● **Source data**:
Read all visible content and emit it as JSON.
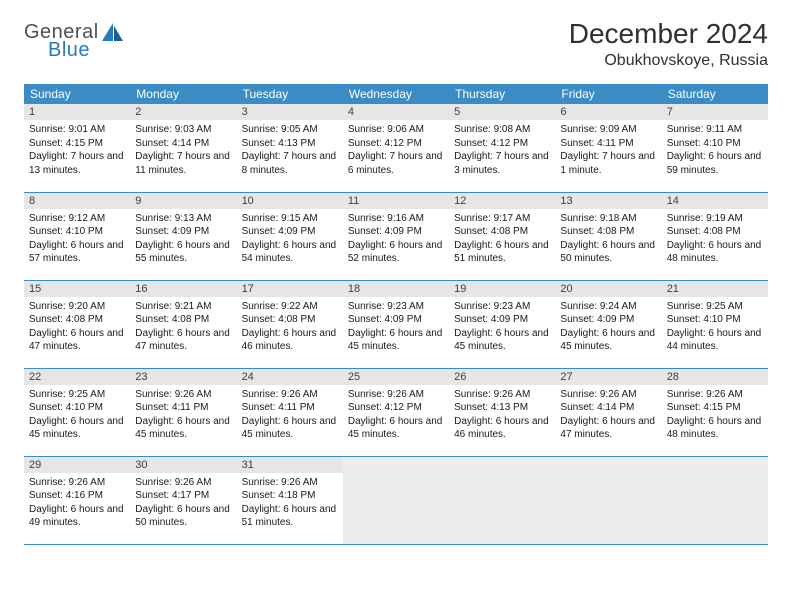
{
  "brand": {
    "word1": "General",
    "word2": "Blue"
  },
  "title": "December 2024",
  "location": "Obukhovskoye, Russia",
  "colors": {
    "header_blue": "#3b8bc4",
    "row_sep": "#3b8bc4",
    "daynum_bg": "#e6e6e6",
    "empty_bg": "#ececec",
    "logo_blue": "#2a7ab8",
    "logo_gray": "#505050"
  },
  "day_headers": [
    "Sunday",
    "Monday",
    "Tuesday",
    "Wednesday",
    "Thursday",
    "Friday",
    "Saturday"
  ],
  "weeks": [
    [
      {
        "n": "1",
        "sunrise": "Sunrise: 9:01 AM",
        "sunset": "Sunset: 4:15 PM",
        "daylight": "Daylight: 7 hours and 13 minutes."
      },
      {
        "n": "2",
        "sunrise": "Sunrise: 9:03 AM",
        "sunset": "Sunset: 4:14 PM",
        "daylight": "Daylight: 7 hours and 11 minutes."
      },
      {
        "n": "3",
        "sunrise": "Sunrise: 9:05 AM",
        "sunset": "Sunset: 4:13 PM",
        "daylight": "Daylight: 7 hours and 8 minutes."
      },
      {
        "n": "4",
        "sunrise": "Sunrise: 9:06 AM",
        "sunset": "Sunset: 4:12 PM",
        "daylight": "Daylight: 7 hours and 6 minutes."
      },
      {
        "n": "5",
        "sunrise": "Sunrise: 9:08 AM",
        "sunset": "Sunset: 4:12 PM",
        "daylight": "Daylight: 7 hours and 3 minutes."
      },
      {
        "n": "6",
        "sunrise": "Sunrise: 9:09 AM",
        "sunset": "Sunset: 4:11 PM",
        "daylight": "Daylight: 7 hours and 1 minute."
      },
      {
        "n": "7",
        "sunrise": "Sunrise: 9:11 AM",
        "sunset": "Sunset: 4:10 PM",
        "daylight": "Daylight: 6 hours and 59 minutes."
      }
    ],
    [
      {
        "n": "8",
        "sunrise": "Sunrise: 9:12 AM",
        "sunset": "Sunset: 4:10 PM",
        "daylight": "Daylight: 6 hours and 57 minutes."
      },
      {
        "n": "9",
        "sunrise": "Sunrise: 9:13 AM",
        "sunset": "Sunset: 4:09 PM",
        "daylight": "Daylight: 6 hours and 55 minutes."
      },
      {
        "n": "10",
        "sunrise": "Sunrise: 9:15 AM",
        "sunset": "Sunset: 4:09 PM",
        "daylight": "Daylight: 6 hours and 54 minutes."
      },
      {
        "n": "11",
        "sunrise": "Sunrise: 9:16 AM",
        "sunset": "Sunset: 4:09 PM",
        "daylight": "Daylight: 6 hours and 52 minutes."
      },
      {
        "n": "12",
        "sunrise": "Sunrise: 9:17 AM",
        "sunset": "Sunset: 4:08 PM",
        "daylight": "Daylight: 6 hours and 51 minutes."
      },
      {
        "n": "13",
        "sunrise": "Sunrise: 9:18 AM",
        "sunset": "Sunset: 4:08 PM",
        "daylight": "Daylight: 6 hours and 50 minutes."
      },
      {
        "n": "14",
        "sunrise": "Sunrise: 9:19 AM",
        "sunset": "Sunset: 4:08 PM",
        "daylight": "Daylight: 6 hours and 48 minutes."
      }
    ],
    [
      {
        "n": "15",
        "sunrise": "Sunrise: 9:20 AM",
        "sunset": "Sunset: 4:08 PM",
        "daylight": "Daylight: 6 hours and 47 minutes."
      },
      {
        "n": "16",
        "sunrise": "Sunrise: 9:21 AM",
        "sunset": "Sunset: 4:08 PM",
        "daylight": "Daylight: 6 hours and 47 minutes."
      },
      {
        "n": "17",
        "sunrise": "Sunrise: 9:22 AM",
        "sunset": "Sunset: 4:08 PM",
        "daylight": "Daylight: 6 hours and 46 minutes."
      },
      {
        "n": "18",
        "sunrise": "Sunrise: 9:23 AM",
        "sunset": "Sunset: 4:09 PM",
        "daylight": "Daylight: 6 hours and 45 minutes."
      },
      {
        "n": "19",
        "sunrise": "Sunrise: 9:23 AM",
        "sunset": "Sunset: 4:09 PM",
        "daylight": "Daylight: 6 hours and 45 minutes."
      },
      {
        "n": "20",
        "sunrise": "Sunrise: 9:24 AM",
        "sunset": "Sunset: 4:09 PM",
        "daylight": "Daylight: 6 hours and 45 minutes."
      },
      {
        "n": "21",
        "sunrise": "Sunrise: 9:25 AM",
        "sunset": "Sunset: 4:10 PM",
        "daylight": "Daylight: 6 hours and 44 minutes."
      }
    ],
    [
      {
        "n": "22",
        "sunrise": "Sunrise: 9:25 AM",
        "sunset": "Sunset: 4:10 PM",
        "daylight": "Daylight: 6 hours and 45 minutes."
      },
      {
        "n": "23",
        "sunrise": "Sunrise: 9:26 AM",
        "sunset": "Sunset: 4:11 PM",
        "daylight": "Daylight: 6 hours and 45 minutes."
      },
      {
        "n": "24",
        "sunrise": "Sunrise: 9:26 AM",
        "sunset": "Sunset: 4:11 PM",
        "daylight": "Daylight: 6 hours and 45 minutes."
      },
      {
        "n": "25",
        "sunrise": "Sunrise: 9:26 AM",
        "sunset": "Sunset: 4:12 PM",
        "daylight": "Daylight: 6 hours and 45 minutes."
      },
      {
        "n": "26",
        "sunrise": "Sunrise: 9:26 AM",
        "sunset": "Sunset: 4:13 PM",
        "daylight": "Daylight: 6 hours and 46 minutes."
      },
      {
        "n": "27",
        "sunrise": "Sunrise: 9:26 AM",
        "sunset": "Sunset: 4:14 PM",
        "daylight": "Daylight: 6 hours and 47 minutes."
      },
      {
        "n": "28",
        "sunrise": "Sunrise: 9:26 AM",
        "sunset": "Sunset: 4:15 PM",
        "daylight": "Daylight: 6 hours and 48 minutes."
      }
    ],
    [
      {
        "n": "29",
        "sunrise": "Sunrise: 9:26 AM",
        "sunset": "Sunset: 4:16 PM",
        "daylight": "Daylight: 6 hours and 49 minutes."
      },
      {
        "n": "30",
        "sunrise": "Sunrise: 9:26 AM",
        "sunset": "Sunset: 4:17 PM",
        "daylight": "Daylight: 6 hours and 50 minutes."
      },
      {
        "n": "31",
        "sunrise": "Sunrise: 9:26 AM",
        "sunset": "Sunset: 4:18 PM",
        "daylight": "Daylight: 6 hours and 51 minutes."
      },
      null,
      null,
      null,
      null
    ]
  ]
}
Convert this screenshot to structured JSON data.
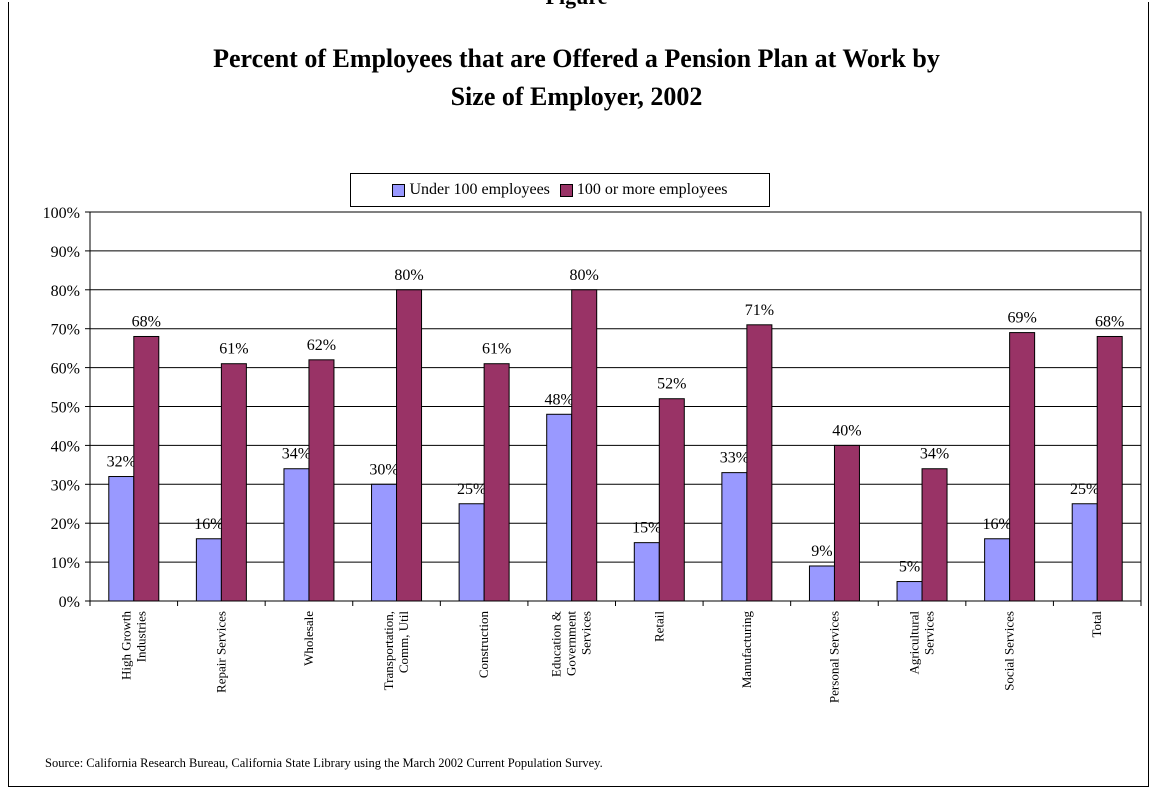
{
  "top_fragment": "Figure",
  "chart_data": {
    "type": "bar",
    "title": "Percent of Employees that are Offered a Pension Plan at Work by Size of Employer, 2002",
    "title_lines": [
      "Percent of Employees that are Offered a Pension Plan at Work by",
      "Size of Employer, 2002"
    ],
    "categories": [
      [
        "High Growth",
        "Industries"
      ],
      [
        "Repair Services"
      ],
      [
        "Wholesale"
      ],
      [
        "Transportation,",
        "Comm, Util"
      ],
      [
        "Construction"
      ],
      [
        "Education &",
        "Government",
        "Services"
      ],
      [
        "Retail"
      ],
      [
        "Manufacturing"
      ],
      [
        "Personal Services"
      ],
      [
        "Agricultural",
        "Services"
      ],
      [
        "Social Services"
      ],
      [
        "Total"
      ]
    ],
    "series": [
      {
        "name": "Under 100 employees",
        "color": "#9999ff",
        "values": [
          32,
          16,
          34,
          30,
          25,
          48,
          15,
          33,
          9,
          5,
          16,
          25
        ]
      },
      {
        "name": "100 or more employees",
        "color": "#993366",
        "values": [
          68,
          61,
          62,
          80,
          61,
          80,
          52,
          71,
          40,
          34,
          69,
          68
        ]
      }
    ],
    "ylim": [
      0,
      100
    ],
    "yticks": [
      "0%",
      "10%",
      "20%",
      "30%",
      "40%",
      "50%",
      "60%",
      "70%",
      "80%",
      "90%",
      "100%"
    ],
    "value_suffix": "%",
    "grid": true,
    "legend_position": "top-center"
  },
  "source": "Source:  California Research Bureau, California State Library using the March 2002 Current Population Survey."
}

● **What you need to do**:
Find the word "Employer" in the data and copy out each line where it turns up.

● **Full solution**:
    "title": "Percent of Employees that are Offered a Pension Plan at Work by Size of Employer, 2002",
      "Size of Employer, 2002"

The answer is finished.